Listed records
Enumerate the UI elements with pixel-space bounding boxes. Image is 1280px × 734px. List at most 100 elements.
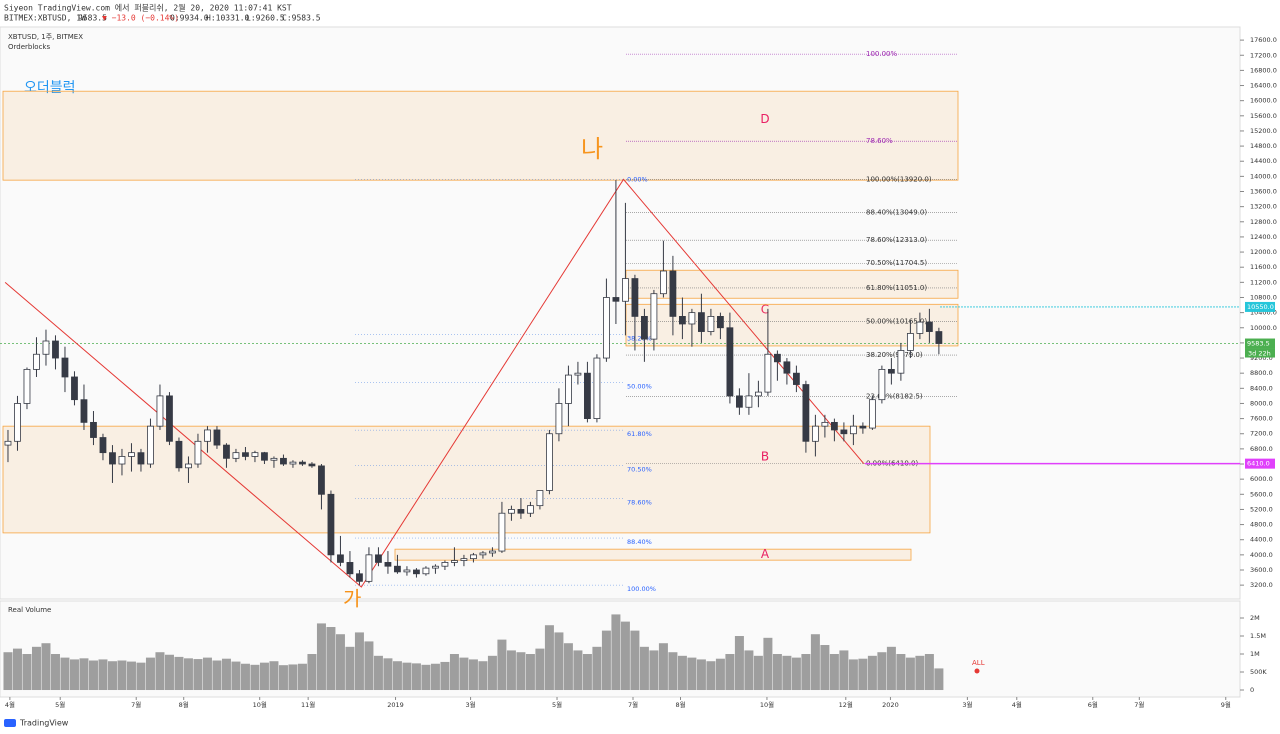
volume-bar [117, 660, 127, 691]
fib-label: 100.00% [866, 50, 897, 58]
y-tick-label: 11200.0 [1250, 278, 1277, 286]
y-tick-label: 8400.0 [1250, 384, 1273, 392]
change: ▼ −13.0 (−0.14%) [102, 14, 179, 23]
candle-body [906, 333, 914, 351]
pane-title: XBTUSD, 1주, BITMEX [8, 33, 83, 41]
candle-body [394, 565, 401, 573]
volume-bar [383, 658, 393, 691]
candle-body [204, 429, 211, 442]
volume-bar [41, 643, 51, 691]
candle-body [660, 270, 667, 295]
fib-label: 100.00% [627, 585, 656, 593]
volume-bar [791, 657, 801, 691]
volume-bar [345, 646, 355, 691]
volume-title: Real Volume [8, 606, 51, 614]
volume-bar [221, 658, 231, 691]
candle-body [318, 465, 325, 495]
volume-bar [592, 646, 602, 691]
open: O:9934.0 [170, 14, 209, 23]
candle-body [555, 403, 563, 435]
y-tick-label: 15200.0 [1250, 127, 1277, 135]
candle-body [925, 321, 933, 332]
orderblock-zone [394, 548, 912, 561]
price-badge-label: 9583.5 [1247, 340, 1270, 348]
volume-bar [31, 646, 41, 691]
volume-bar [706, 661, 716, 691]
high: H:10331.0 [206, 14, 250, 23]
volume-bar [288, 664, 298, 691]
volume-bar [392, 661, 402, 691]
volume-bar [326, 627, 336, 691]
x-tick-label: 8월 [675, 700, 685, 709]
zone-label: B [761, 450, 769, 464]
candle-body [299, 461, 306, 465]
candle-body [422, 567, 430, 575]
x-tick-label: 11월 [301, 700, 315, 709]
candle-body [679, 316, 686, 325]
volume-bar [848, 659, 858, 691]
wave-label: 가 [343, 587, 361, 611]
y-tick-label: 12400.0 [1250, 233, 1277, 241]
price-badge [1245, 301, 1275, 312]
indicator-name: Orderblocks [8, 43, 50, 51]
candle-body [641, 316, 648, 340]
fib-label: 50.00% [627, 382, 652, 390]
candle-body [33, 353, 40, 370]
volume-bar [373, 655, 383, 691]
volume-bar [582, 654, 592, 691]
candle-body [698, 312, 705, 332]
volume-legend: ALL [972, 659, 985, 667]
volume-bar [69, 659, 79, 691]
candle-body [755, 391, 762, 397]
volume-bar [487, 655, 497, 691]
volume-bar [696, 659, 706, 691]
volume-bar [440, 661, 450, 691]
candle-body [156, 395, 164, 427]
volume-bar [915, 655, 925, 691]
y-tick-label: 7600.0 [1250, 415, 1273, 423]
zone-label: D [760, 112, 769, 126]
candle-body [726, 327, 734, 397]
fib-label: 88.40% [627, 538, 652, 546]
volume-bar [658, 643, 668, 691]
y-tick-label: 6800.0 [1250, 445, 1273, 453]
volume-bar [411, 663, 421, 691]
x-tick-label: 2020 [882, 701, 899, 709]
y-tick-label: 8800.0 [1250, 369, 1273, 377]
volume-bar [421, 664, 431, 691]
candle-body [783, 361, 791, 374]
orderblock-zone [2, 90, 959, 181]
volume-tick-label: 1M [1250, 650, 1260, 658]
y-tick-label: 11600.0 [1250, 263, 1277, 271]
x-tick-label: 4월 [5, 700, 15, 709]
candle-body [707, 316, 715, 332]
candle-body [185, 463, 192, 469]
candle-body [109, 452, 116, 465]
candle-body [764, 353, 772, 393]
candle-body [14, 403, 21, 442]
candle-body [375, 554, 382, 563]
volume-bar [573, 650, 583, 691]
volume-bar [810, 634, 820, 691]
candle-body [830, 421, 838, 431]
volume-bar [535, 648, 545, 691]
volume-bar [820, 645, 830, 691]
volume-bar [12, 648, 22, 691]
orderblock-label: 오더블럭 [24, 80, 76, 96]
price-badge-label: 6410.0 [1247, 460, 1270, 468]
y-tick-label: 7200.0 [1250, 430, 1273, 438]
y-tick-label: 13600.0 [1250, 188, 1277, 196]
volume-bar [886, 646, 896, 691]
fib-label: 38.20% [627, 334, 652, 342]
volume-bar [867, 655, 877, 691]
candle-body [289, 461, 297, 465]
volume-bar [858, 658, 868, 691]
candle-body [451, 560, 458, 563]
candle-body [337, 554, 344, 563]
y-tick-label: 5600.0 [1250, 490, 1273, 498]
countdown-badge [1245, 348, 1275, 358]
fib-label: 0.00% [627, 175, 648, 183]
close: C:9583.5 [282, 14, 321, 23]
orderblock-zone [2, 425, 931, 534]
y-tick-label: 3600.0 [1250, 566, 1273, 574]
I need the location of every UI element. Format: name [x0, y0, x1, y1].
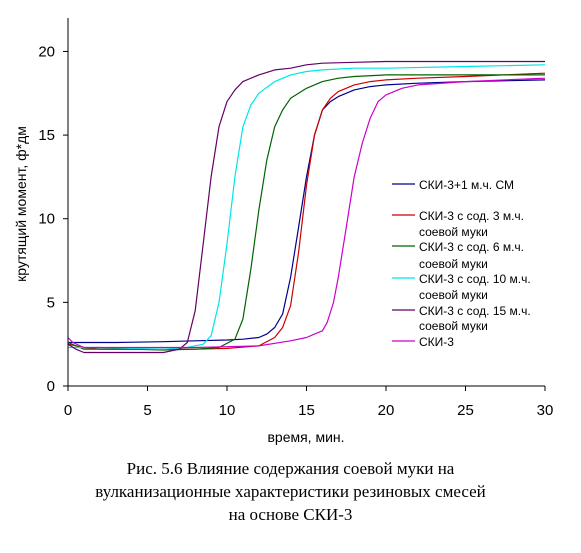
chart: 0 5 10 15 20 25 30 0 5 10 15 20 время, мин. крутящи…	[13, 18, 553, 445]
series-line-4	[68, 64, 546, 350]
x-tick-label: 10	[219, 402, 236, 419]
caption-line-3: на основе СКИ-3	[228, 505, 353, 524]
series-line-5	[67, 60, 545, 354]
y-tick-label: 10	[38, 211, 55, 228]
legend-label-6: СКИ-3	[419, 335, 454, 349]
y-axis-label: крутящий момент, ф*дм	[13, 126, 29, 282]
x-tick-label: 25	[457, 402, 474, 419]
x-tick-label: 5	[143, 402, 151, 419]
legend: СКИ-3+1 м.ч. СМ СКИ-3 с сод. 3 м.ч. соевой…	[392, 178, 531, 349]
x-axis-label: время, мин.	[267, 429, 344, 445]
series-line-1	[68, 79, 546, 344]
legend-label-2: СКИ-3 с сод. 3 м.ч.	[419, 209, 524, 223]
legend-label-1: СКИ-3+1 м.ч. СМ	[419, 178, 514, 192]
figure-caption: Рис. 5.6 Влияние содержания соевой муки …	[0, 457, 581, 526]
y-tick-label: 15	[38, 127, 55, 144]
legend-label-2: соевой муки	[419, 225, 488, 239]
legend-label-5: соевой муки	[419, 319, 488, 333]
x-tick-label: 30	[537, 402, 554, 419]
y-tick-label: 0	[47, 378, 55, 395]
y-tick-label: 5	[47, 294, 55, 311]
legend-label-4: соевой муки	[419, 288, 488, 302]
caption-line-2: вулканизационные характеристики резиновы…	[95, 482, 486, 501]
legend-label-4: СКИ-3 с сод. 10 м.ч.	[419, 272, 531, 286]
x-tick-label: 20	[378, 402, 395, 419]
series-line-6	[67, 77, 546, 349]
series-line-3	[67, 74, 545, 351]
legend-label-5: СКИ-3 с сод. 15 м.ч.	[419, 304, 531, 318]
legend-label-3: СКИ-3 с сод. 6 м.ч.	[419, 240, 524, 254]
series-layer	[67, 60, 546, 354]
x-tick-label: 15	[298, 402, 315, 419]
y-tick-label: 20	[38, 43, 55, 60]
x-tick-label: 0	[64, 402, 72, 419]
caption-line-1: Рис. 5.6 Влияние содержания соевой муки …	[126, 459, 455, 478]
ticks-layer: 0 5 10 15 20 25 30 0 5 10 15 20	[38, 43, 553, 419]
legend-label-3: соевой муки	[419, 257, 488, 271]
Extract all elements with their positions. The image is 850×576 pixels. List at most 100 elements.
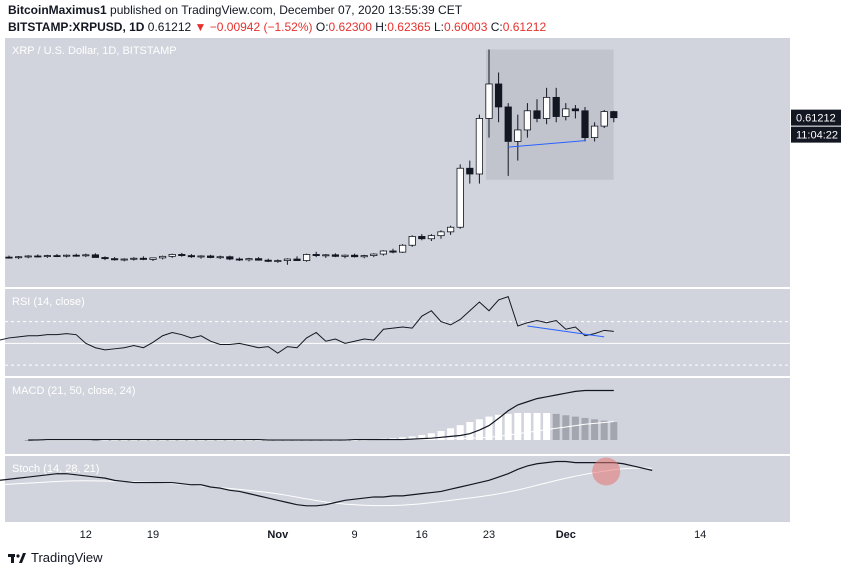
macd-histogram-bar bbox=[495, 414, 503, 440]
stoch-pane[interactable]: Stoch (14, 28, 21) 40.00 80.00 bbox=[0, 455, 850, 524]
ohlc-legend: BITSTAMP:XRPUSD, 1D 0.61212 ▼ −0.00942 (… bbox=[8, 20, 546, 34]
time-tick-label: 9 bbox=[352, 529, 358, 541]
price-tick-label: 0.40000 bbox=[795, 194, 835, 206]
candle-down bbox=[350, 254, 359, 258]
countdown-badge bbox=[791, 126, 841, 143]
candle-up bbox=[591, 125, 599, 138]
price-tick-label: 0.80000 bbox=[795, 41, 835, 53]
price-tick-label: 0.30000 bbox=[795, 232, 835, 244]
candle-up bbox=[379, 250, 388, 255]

Problem statement
Copy out the lines from the one containing "macd-histogram-bar bbox=[495, 414, 503, 440]" through the last line, unchanged.

Task answer
macd-histogram-bar bbox=[495, 414, 503, 440]
stoch-pane[interactable]: Stoch (14, 28, 21) 40.00 80.00 bbox=[0, 455, 850, 524]
ohlc-legend: BITSTAMP:XRPUSD, 1D 0.61212 ▼ −0.00942 (… bbox=[8, 20, 546, 34]
time-tick-label: 9 bbox=[352, 529, 358, 541]
price-tick-label: 0.40000 bbox=[795, 194, 835, 206]
candle-down bbox=[350, 254, 359, 258]
countdown-badge bbox=[791, 126, 841, 143]
candle-up bbox=[591, 125, 599, 138]
price-tick-label: 0.80000 bbox=[795, 41, 835, 53]
price-tick-label: 0.30000 bbox=[795, 232, 835, 244]
candle-up bbox=[379, 250, 388, 255]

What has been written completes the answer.